» **Tarefa proposta**: Quais anos aparecem no trecho sobre Cornélio Pires? Cite cada um uma única vez, em ordem cronológica.

» **Trecho do texto**:
——

No mesmo texto, Veiga conta que Cornélio iniciou em 1923 “uma viagem através do Brasil como cinegrafista, acompanhado do operador Flamínio de Campos Gatti. O filme, chamado ‘Brasil pitoresco’, foi exibido em todo o Brasil (...)”. Em 1934, ele lançaria outra película, “Vamos passear”, considerado o primeiro filme sonoro independente do país.
O “bandeirante do folclore paulista” chegaria ao rádio – pelas ondas da Difusora de São Paulo – apenas em dezembro de 1936, segundo o Correio Paulistano do dia 5 daquele mês. A esta altura, já estava consagrado como autor de livros popularíssimos, “detendo o recorde nacional de vendas, à frente até de Monteiro Lobato, o best-seller depois dele (...)”, revela Abel Cardoso Júnior em “Cornélio Pires: o primeiro produtor independente de discos do Brasil” (Fundação Ubaldino do Amaral, 1986). O título desta publicação de Cardoso Júnior remete a outra atividade de Cornélio: foi ele quem abriu as portas da indústria fonográfica para a autêntica música do interior.
“(...) embora ainda de forma estilizada, conforme o gosto vigente nas cidades, os compositores urbanos vinham tentando oferecer pelo menos desde o início da segunda década do século uma ideia de como soava a música da área da viola paulista”, explica José Ramos Tinhorão em sua “Pequena história da música popular: da modinha ao tropicalismo” (Art Editora, 5ª edição, 1986), recordando gravações feitas neste período, como a que juntou os cantores Eduardo das Neves e Bahiano em 1911, um pretenso desafio sob o título “Dois caboclos paulistas”.

——

» **Dados extraídos**:
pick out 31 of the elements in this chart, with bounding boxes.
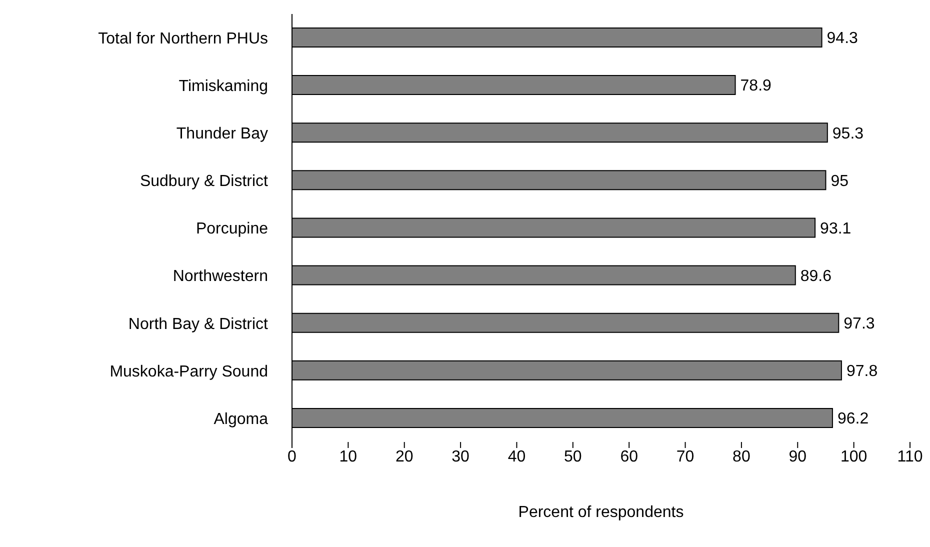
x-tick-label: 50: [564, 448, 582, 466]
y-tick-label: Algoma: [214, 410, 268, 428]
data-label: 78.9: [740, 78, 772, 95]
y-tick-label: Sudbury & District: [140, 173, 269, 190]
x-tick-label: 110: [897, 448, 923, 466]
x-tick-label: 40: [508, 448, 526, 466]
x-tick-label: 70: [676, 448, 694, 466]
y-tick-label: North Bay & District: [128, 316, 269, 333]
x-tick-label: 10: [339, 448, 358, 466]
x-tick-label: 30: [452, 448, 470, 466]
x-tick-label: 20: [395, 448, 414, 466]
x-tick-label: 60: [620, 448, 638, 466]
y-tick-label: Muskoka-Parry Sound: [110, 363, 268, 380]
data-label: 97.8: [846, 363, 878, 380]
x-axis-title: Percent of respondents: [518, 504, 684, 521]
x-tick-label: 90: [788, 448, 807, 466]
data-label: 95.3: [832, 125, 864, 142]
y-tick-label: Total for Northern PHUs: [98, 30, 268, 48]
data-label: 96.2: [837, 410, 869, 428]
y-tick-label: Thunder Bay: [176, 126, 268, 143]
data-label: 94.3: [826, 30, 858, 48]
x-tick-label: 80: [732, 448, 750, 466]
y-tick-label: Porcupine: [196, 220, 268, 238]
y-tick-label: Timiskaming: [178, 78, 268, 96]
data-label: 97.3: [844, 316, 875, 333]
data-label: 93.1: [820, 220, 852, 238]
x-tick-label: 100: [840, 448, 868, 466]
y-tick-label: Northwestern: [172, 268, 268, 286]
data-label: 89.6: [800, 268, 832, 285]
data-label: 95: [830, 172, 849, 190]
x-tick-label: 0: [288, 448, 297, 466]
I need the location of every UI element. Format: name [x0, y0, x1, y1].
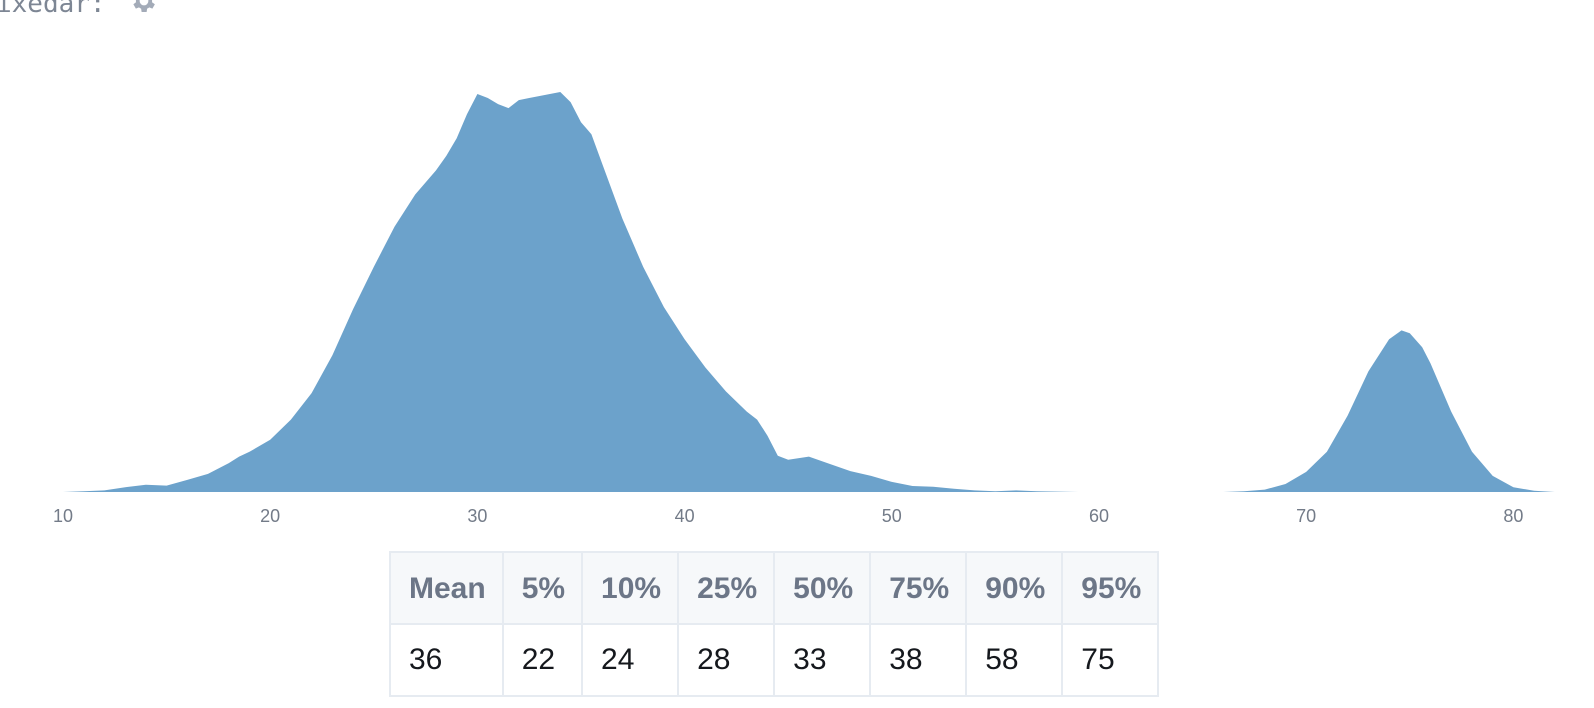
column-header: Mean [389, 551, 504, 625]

——

» **Resultado do exercício**: 1911, 1923, 1934, 1936, 1986